Exercise: The records that follow are to be transcribed in full, without their images.

[Saved data entries]
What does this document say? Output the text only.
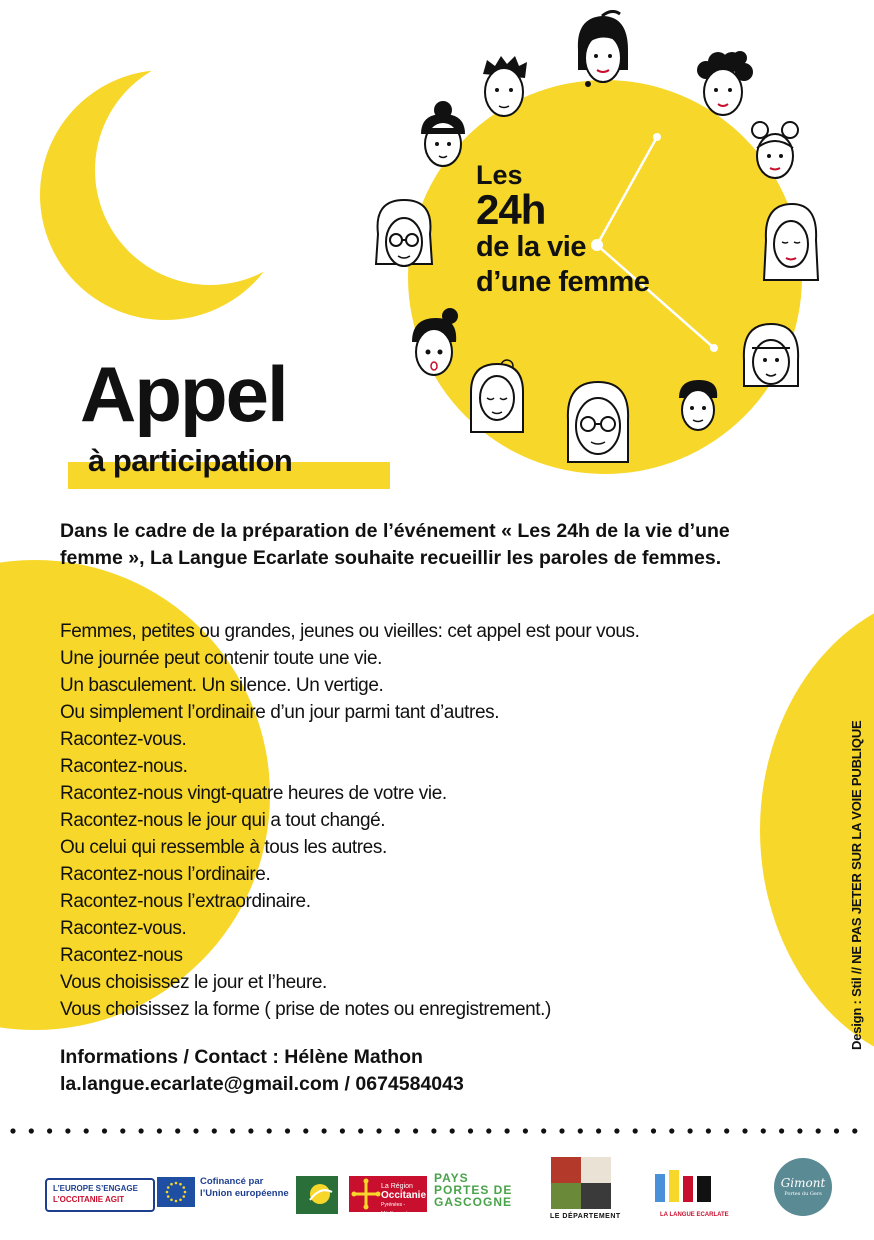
Les
24h
de la vie
d’une femme
Appel
à participation
Dans le cadre de la préparation de l’événement « Les 24h de la vie d’une femme », La Langue Ecarlate souhaite recueillir les paroles de femmes.
Femmes, petites ou grandes, jeunes ou vieilles: cet appel est pour vous.
Une journée peut contenir toute une vie.
Un basculement. Un silence. Un vertige.
Ou simplement l’ordinaire d’un jour parmi tant d’autres.
Racontez-vous.
Racontez-nous.
Racontez-nous vingt-quatre heures de votre vie.
Racontez-nous le jour qui a tout changé.
Ou celui qui ressemble à tous les autres.
Racontez-nous l’ordinaire.
Racontez-nous l’extraordinaire.
Racontez-vous.
Racontez-nous
Vous choisissez le jour et l’heure.
Vous choisissez la forme ( prise de notes ou enregistrement.)
Informations / Contact : Hélène Mathon
la.langue.ecarlate@gmail.com / 0674584043
Design : Stil // NE PAS JETER SUR LA VOIE PUBLIQUE
L’EUROPE S’ENGAGE
L’OCCITANIE AGIT
Cofinancé par
l’Union européenne
La Région
Occitanie
Pyrénées - Méditerranée
PAYS
PORTES DE
GASCOGNE
LE DÉPARTEMENT	LA LANGUE ECARLATE
Gimont
Portes du Gers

Result:
What does this document say? Output the text only.
Les
24h
de la vie
d’une femme
Appel
à participation
Dans le cadre de la préparation de l’événement « Les 24h de la vie d’une femme », La Langue Ecarlate souhaite recueillir les paroles de femmes.
Femmes, petites ou grandes, jeunes ou vieilles: cet appel est pour vous.
Une journée peut contenir toute une vie.
Un basculement. Un silence. Un vertige.
Ou simplement l’ordinaire d’un jour parmi tant d’autres.
Racontez-vous.
Racontez-nous.
Racontez-nous vingt-quatre heures de votre vie.
Racontez-nous le jour qui a tout changé.
Ou celui qui ressemble à tous les autres.
Racontez-nous l’ordinaire.
Racontez-nous l’extraordinaire.
Racontez-vous.
Racontez-nous
Vous choisissez le jour et l’heure.
Vous choisissez la forme ( prise de notes ou enregistrement.)
Informations / Contact : Hélène Mathon
la.langue.ecarlate@gmail.com / 0674584043
Design : Stil // NE PAS JETER SUR LA VOIE PUBLIQUE
L’EUROPE S’ENGAGE
L’OCCITANIE AGIT
Cofinancé par
l’Union européenne
La Région
Occitanie
Pyrénées - Méditerranée
PAYS
PORTES DE
GASCOGNE
LE DÉPARTEMENT	LA LANGUE ECARLATE
Gimont
Portes du Gers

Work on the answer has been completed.